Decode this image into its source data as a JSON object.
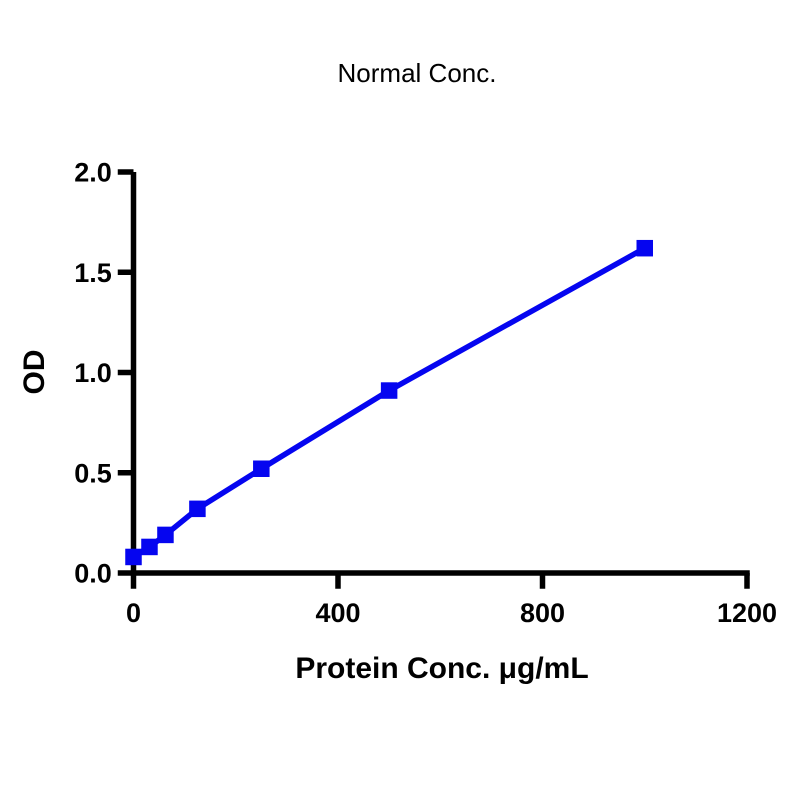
{
  "chart_data": {
    "type": "line",
    "title": "Normal Conc.",
    "xlabel": "Protein Conc. μg/mL",
    "ylabel": "OD",
    "xlim": [
      0,
      1200
    ],
    "ylim": [
      0,
      2.0
    ],
    "xticks": {
      "values": [
        0,
        400,
        800,
        1200
      ],
      "labels": [
        "0",
        "400",
        "800",
        "1200"
      ]
    },
    "yticks": {
      "values": [
        0,
        0.5,
        1.0,
        1.5,
        2.0
      ],
      "labels": [
        "0.0",
        "0.5",
        "1.0",
        "1.5",
        "2.0"
      ]
    },
    "grid": false,
    "legend": "none",
    "axis_color": "#000000",
    "background_color": "#FFFFFF",
    "series": [
      {
        "name": "Normal Conc.",
        "marker": "filled-square",
        "line_color": "#0505F0",
        "marker_color": "#0505F0",
        "points": [
          {
            "x": 0,
            "y": 0.08
          },
          {
            "x": 31.25,
            "y": 0.13
          },
          {
            "x": 62.5,
            "y": 0.19
          },
          {
            "x": 125,
            "y": 0.32
          },
          {
            "x": 250,
            "y": 0.52
          },
          {
            "x": 500,
            "y": 0.91
          },
          {
            "x": 1000,
            "y": 1.62
          }
        ]
      }
    ]
  }
}
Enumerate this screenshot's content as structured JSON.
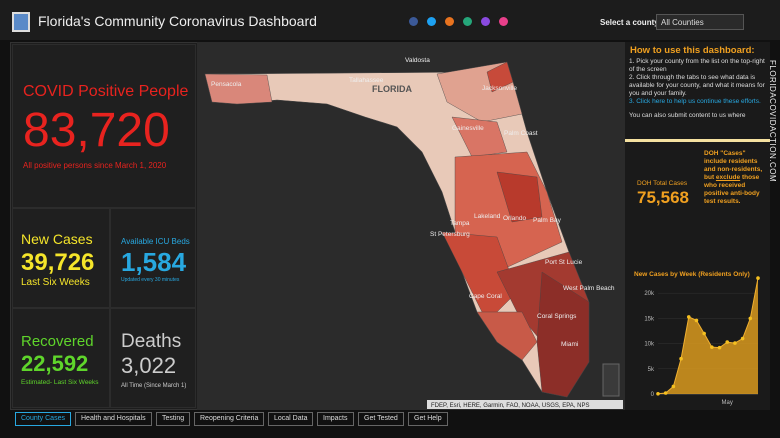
{
  "header": {
    "title": "Florida's Community Coronavirus Dashboard",
    "select_label": "Select a county",
    "select_value": "All Counties",
    "side_text": "FLORIDACOVIDACTION.COM"
  },
  "positive": {
    "title": "COVID Positive People",
    "value": "83,720",
    "note": "All positive persons since March 1, 2020"
  },
  "new_cases": {
    "title": "New Cases",
    "value": "39,726",
    "note": "Last Six Weeks"
  },
  "icu": {
    "title": "Available ICU Beds",
    "value": "1,584",
    "note": "Updated every 30 minutes"
  },
  "recovered": {
    "title": "Recovered",
    "value": "22,592",
    "note": "Estimated- Last Six Weeks"
  },
  "deaths": {
    "title": "Deaths",
    "value": "3,022",
    "note": "All Time (Since March 1)"
  },
  "howto": {
    "title": "How to use this dashboard:",
    "steps": [
      "1. Pick your county from the list on the top-right of the screen",
      "2. Click through the tabs to see what data is available for your county, and what it means for you and your family."
    ],
    "link": "3. Click here to help us continue these efforts.",
    "more": "You can also submit content to us where"
  },
  "doh": {
    "title": "DOH Total Cases",
    "value": "75,568",
    "note_start": "DOH \"Cases\" include residents and non-residents, but ",
    "note_emph": "exclude",
    "note_end": " those who received positive anti-body test results."
  },
  "map": {
    "labels": [
      "Valdosta",
      "Tallahassee",
      "FLORIDA",
      "Pensacola",
      "Jacksonville",
      "Gainesville",
      "Palm Coast",
      "Orlando",
      "Tampa",
      "Lakeland",
      "St Petersburg",
      "Palm Bay",
      "Port St Lucie",
      "West Palm Beach",
      "Cape Coral",
      "Coral Springs",
      "Miami"
    ],
    "attribution": "FDEP, Esri, HERE, Garmin, FAO, NOAA, USGS, EPA, NPS"
  },
  "tabs": [
    "County Cases",
    "Health and Hospitals",
    "Testing",
    "Reopening Criteria",
    "Local Data",
    "Impacts",
    "Get Tested",
    "Get Help"
  ],
  "chart_data": {
    "type": "area",
    "title": "New Cases by Week (Residents Only)",
    "categories": [
      null,
      null,
      null,
      null,
      null,
      null,
      null,
      null,
      null,
      "May",
      null,
      null,
      null,
      null
    ],
    "values": [
      50,
      200,
      1500,
      7000,
      15300,
      14600,
      12000,
      9300,
      9200,
      10300,
      10100,
      11000,
      15000,
      23000
    ],
    "color": "#d99a1f",
    "ylim": [
      0,
      25000
    ],
    "yticks": [
      0,
      {
        "value": 5000,
        "label": "5k"
      },
      {
        "value": 10000,
        "label": "10k"
      },
      {
        "value": 15000,
        "label": "15k"
      },
      {
        "value": 20000,
        "label": "20k"
      }
    ]
  }
}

» Work instruction:
Wherever a picture appears in the records above, skip it and retype everything else exactly.

» Response:
Decode this image into its source data as a JSON object.
{
  "chart_data": {
    "type": "line",
    "title": "Normal Conc.",
    "xlabel": "Protein Conc. μg/mL",
    "ylabel": "OD",
    "xlim": [
      0,
      1200
    ],
    "ylim": [
      0,
      2.0
    ],
    "xticks": {
      "values": [
        0,
        400,
        800,
        1200
      ],
      "labels": [
        "0",
        "400",
        "800",
        "1200"
      ]
    },
    "yticks": {
      "values": [
        0,
        0.5,
        1.0,
        1.5,
        2.0
      ],
      "labels": [
        "0.0",
        "0.5",
        "1.0",
        "1.5",
        "2.0"
      ]
    },
    "grid": false,
    "legend": "none",
    "axis_color": "#000000",
    "background_color": "#FFFFFF",
    "series": [
      {
        "name": "Normal Conc.",
        "marker": "filled-square",
        "line_color": "#0505F0",
        "marker_color": "#0505F0",
        "points": [
          {
            "x": 0,
            "y": 0.08
          },
          {
            "x": 31.25,
            "y": 0.13
          },
          {
            "x": 62.5,
            "y": 0.19
          },
          {
            "x": 125,
            "y": 0.32
          },
          {
            "x": 250,
            "y": 0.52
          },
          {
            "x": 500,
            "y": 0.91
          },
          {
            "x": 1000,
            "y": 1.62
          }
        ]
      }
    ]
  }
}
Enumerate this screenshot's content as structured JSON.
{
  "header": {
    "title": "Florida's Community Coronavirus Dashboard",
    "select_label": "Select a county",
    "select_value": "All Counties",
    "side_text": "FLORIDACOVIDACTION.COM"
  },
  "positive": {
    "title": "COVID Positive People",
    "value": "83,720",
    "note": "All positive persons since March 1, 2020"
  },
  "new_cases": {
    "title": "New Cases",
    "value": "39,726",
    "note": "Last Six Weeks"
  },
  "icu": {
    "title": "Available ICU Beds",
    "value": "1,584",
    "note": "Updated every 30 minutes"
  },
  "recovered": {
    "title": "Recovered",
    "value": "22,592",
    "note": "Estimated- Last Six Weeks"
  },
  "deaths": {
    "title": "Deaths",
    "value": "3,022",
    "note": "All Time (Since March 1)"
  },
  "howto": {
    "title": "How to use this dashboard:",
    "steps": [
      "1. Pick your county from the list on the top-right of the screen",
      "2. Click through the tabs to see what data is available for your county, and what it means for you and your family."
    ],
    "link": "3. Click here to help us continue these efforts.",
    "more": "You can also submit content to us where"
  },
  "doh": {
    "title": "DOH Total Cases",
    "value": "75,568",
    "note_start": "DOH \"Cases\" include residents and non-residents, but ",
    "note_emph": "exclude",
    "note_end": " those who received positive anti-body test results."
  },
  "map": {
    "labels": [
      "Valdosta",
      "Tallahassee",
      "FLORIDA",
      "Pensacola",
      "Jacksonville",
      "Gainesville",
      "Palm Coast",
      "Orlando",
      "Tampa",
      "Lakeland",
      "St Petersburg",
      "Palm Bay",
      "Port St Lucie",
      "West Palm Beach",
      "Cape Coral",
      "Coral Springs",
      "Miami"
    ],
    "attribution": "FDEP, Esri, HERE, Garmin, FAO, NOAA, USGS, EPA, NPS"
  },
  "tabs": [
    "County Cases",
    "Health and Hospitals",
    "Testing",
    "Reopening Criteria",
    "Local Data",
    "Impacts",
    "Get Tested",
    "Get Help"
  ],
  "chart_data": {
    "type": "area",
    "title": "New Cases by Week (Residents Only)",
    "categories": [
      null,
      null,
      null,
      null,
      null,
      null,
      null,
      null,
      null,
      "May",
      null,
      null,
      null,
      null
    ],
    "values": [
      50,
      200,
      1500,
      7000,
      15300,
      14600,
      12000,
      9300,
      9200,
      10300,
      10100,
      11000,
      15000,
      23000
    ],
    "color": "#d99a1f",
    "ylim": [
      0,
      25000
    ],
    "yticks": [
      0,
      {
        "value": 5000,
        "label": "5k"
      },
      {
        "value": 10000,
        "label": "10k"
      },
      {
        "value": 15000,
        "label": "15k"
      },
      {
        "value": 20000,
        "label": "20k"
      }
    ]
  }
}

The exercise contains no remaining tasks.